• **Listed records**:

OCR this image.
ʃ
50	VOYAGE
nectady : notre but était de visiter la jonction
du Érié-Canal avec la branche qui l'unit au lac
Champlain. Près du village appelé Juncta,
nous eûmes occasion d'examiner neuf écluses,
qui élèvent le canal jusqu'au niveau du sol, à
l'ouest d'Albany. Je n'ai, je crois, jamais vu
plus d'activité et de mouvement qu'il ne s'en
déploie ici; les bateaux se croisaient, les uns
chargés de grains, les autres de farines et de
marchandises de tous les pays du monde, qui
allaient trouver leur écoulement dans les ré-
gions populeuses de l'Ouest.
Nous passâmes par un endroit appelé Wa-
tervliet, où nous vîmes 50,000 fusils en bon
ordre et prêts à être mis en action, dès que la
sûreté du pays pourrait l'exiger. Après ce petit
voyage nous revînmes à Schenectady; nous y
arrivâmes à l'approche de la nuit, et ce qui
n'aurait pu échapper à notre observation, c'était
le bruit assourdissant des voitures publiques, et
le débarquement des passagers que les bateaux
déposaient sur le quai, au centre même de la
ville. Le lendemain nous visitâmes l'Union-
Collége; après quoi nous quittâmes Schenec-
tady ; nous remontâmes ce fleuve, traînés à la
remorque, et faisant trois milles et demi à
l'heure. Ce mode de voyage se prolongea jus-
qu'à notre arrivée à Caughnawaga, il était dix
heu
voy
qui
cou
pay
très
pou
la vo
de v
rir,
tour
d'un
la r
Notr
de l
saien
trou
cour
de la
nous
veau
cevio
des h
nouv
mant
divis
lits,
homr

• **Required task**: Set down the entries above again, word for word.

• **Worked solution**:
OCR this image.
ʃ
50	VOYAGE
nectady : notre but était de visiter la jonction
du Érié-Canal avec la branche qui l'unit au lac
Champlain. Près du village appelé Juncta,
nous eûmes occasion d'examiner neuf écluses,
qui élèvent le canal jusqu'au niveau du sol, à
l'ouest d'Albany. Je n'ai, je crois, jamais vu
plus d'activité et de mouvement qu'il ne s'en
déploie ici; les bateaux se croisaient, les uns
chargés de grains, les autres de farines et de
marchandises de tous les pays du monde, qui
allaient trouver leur écoulement dans les ré-
gions populeuses de l'Ouest.
Nous passâmes par un endroit appelé Wa-
tervliet, où nous vîmes 50,000 fusils en bon
ordre et prêts à être mis en action, dès que la
sûreté du pays pourrait l'exiger. Après ce petit
voyage nous revînmes à Schenectady; nous y
arrivâmes à l'approche de la nuit, et ce qui
n'aurait pu échapper à notre observation, c'était
le bruit assourdissant des voitures publiques, et
le débarquement des passagers que les bateaux
déposaient sur le quai, au centre même de la
ville. Le lendemain nous visitâmes l'Union-
Collége; après quoi nous quittâmes Schenec-
tady ; nous remontâmes ce fleuve, traînés à la
remorque, et faisant trois milles et demi à
l'heure. Ce mode de voyage se prolongea jus-
qu'à notre arrivée à Caughnawaga, il était dix
heu
voy
qui
cou
pay
très
pou
la vo
de v
rir,
tour
d'un
la r
Notr
de l
saien
trou
cour
de la
nous
veau
cevio
des h
nouv
mant
divis
lits,
homr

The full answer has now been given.